• _Selected extract_:
Frequentist hypothesis testing cheat sheet

Definitions

Hypothesis testing (aka A/B testing) is used to assess if an experiment \(H_1\) generates significantly different results from the baseline \(H_0\) parameters, i.e. if the results may have been observed by chance, or are representative of the larger population. In this notebook, we will focus on classical frequentist hypothesis testing, but there are other techniques such as the bayesian method.

Most common distributions:

  • Standard normal distribution (aka Z-distribution): for continuous variables, used if sample size is large and population \(\sigma\) is known
  • Student distribution (aka T-distribution): similar to Z-distribution but with thicker tails; used for smaller sample sizes or unknown \(\sigma\)
  • Binomial distribution: discrete distribution that generates probabilities

Hypotheses:

  • \(H_0\) aka null hypothesis
  • \(H_1\), alternative hypothesis
  • Test statistics: usually the standardized difference between means or proportions

Significance is measured by:

  • \(\alpha = P(H_1\|H_0)\) is the the significance value. Probability to reject \(H_0\) by error, where in fact it was true (type I error). It is often set at 5%
  • p-value: probability that you would get the same results by chance, when \(H_0\) is true. If the \(p\)-value is lower than \(\alpha\), we accept \(H_1\)
  • \(\beta = P(H_0\|H_1)\) is the probability of failing to reject \(H_0\) when there was actually a change (type II error). It is often set at 20%.
  • \(1 - \beta\) is the sensitivity aka recall. Probability to correctly detect a change when there was indeed one. It is often set at 80%.
  • Effect size, aka practical difference is the minimum effect that you want to observe (e.g. +2% in click-through rate). Cohen’s \(d\) is a standardized measure of the effect size.
  • Minimim sample size is the minimum number of observations needed to be able to conclude to a significant difference, given an effect size. The smaller the effect size needed, the greater the minimum sample size will be.
# Import libraries
import numpy as np
import seaborn as sns
import matplotlib.pyplot as plt
import scipy.stats as st
sns.set()
# Summary graph
fig, ax = plt.subplots(2, 1, figsize=(12,12))

## Plot hypotheses distributions
for i in range(len(ax)):
    mu1 = 0
    x1 = np.linspace(mu1-5, mu1+5, 100)
    y1 = st.norm.pdf(x1, loc=mu1, scale=1)
    ax[i].plot(x1, y1, color='steelblue')

• _Data shown_:
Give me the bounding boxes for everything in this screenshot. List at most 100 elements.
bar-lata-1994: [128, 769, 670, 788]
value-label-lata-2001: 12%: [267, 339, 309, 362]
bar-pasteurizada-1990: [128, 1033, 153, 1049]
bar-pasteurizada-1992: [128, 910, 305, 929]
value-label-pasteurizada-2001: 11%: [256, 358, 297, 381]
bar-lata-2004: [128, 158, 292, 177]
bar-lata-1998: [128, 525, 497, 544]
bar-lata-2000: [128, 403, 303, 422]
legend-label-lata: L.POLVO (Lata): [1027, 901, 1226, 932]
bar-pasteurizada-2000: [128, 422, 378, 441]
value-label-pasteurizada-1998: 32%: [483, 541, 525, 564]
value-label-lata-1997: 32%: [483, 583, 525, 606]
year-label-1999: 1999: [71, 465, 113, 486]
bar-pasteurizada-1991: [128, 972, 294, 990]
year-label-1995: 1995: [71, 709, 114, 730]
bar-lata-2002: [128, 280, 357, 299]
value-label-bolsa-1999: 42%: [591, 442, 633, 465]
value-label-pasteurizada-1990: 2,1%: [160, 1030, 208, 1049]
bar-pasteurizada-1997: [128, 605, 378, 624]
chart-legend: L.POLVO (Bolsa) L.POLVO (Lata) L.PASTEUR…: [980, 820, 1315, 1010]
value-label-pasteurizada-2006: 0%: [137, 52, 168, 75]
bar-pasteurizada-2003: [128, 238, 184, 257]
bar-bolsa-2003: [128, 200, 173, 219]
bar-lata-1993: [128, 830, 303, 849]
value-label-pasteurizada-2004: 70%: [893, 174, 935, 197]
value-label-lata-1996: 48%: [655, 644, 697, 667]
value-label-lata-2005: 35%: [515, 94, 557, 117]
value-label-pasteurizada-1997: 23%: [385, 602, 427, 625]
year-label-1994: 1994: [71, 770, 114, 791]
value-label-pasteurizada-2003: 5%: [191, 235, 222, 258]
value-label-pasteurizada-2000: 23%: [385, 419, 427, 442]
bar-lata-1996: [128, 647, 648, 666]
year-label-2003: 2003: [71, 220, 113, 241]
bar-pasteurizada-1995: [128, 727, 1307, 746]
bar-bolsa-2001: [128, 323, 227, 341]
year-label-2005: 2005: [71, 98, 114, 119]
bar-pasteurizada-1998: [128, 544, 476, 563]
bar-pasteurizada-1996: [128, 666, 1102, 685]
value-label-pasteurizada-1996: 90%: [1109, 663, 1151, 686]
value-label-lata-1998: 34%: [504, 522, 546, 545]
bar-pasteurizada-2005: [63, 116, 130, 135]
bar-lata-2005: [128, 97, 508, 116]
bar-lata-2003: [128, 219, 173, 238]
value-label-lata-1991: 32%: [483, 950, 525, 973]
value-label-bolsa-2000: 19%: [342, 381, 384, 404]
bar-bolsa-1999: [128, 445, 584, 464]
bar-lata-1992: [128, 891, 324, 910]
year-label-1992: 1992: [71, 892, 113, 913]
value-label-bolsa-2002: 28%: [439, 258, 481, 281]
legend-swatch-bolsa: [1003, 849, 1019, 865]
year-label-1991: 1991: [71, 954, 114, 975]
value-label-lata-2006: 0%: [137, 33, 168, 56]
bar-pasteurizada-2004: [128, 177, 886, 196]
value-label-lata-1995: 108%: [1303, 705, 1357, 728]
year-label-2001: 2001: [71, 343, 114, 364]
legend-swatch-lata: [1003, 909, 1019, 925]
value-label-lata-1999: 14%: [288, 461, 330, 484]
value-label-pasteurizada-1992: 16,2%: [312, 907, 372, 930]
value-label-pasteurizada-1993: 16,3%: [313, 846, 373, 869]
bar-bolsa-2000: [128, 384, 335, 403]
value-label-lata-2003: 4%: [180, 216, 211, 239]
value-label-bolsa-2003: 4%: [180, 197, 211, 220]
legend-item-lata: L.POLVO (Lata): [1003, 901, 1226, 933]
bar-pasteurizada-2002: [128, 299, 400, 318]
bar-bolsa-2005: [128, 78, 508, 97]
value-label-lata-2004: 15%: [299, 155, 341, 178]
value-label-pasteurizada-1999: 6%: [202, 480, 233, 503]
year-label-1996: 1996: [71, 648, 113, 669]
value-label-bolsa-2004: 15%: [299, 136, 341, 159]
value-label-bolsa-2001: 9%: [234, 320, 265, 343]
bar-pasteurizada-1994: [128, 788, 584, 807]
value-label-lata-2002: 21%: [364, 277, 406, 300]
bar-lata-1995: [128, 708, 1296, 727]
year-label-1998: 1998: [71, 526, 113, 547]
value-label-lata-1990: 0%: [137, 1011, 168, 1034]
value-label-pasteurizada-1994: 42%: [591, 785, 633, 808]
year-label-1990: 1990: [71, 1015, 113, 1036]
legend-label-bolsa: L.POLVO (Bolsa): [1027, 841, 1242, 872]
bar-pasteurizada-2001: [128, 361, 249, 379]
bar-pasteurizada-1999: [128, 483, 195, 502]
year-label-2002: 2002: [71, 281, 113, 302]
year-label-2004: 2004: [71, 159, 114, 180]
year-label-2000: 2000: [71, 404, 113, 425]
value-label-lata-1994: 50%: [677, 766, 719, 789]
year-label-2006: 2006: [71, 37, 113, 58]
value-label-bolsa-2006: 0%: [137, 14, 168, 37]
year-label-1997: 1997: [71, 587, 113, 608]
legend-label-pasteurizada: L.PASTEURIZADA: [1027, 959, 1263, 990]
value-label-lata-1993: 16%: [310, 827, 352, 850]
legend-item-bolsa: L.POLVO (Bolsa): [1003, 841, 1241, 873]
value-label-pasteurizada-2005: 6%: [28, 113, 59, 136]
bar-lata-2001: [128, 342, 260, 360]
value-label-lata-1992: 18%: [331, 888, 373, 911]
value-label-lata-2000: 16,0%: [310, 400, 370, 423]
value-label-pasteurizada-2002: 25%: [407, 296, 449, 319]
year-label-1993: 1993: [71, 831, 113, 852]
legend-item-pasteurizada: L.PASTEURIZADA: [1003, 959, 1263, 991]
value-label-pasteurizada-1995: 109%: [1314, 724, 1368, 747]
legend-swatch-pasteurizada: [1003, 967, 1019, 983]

• _Work to do_:
(1) In the hypothesis testing cheat sheet, which distribution is described as similar to the Z-distribution but with thicker tails?
(2) Pick up the hypothesis testing cheat sheet at the point where it stops, and carry it on.

• _In response_:
(1) The Student distribution, also known as the T-distribution.

(2)
    ax[i].text(-1.1, .375, '$H_0$', color='steelblue')
    ax[i].fill_between(x1[:31], 0, y1[:31], color='steelblue', alpha=.3)
    ax[i].fill_between(x1[-31:], 0, y1[-31:], color='steelblue', alpha=.3)
    ax[i].set_xlim(mu1-4, 7)
    ax[i].set_ylim(0, )
    ax[i].margins(0,)

mu2 = 3.5
x2 = np.linspace(mu2-5, mu2+5, 100)
y2 = st.norm.pdf(x2, loc=mu2, scale=1.2)
ax[0].plot(x2, y2, color='firebrick')
ax[0].text(4.5, .31, '$H_1$', color='firebrick')
ax[0].set_xticks([-1.96, 0, 1.96, 3.5])

## Plot alphas and betas
ax[0].text(2.1, .01, '$\\alpha / 2$')
ax[0].text(-2.2, .01, '$\\alpha / 2$')
ax[0].text(1.2, .02, 'β')
ax[0].text(3.5, .15, '1-β')
ax[0].text(3, .12, 'Statistical power')
ax[0].fill_between(x2[:35], 0, y2[:35], color='firebrick', alpha=.3)
ax[0].vlines(1.96, 0, .35, color='black', linestyles='dashed', alpha=.5)
ax[0].text(1.5, .36, 'Decision\nthreshold')

## Plot test statistic
ax[1].set_xticks([-1.96, 0, 1.5, 1.96])
ax[1].set_xticklabels(['$-z_{α/2}$', '$\mu$', 'z-score', '\n$z_{α/2}$'])
ax[1].vlines([-1.96, 1.96], 0, .06, color='steelblue', alpha=.5)
ax[1].vlines(0, 0, .4, color='steelblue', linestyles='dashed', alpha=.5)
ax[1].vlines(1.5, 0, .13, color='orange')
ax[1].scatter(1.5, 0, color='orange');

png

Standard Normal and Student distributions

Formulas

Statistic Notation Formula
Population size \(N\) -
Sample size \(n\) -
Population mean \(\mu\) \(\frac{\sum{x}}{N}\)
Sample mean \(\bar x\) \(\frac{\sum{x}}{n}\)
Standard deviation \(\sigma\) \(\sqrt{\frac{\sum{(x - \mu)^2}}{N}}\)
Sample std deviation \(s\) \(\sqrt{\frac{\sum{(x - \bar x)^2}}{n-1}}\)
Variance \(\sigma^2\) \(\sigma^2\)
Sample variance \(s^2\) \(s^2\)
Standard error (of the Mean) \(SE\) \(s/\sqrt n\)

Hypothesis testing

Test Distribution Standard Error Test statistic Confidence Interval
Sample mean vs population (n≥30) z-distribution \(\frac{\sigma}{\sqrt n}\) \(\frac{\bar x - \mu}{\sigma / \sqrt n}\) \(\bar x \pm z \frac{\sigma}{\sqrt n}\)
Sample mean vs population (n<30) t-distribution \(\frac{s}{\sqrt n}\) \(\frac{\bar x - \mu}{s / \sqrt n}\) \(\bar x \pm t_{n-1} \frac{s}{\sqrt n}\)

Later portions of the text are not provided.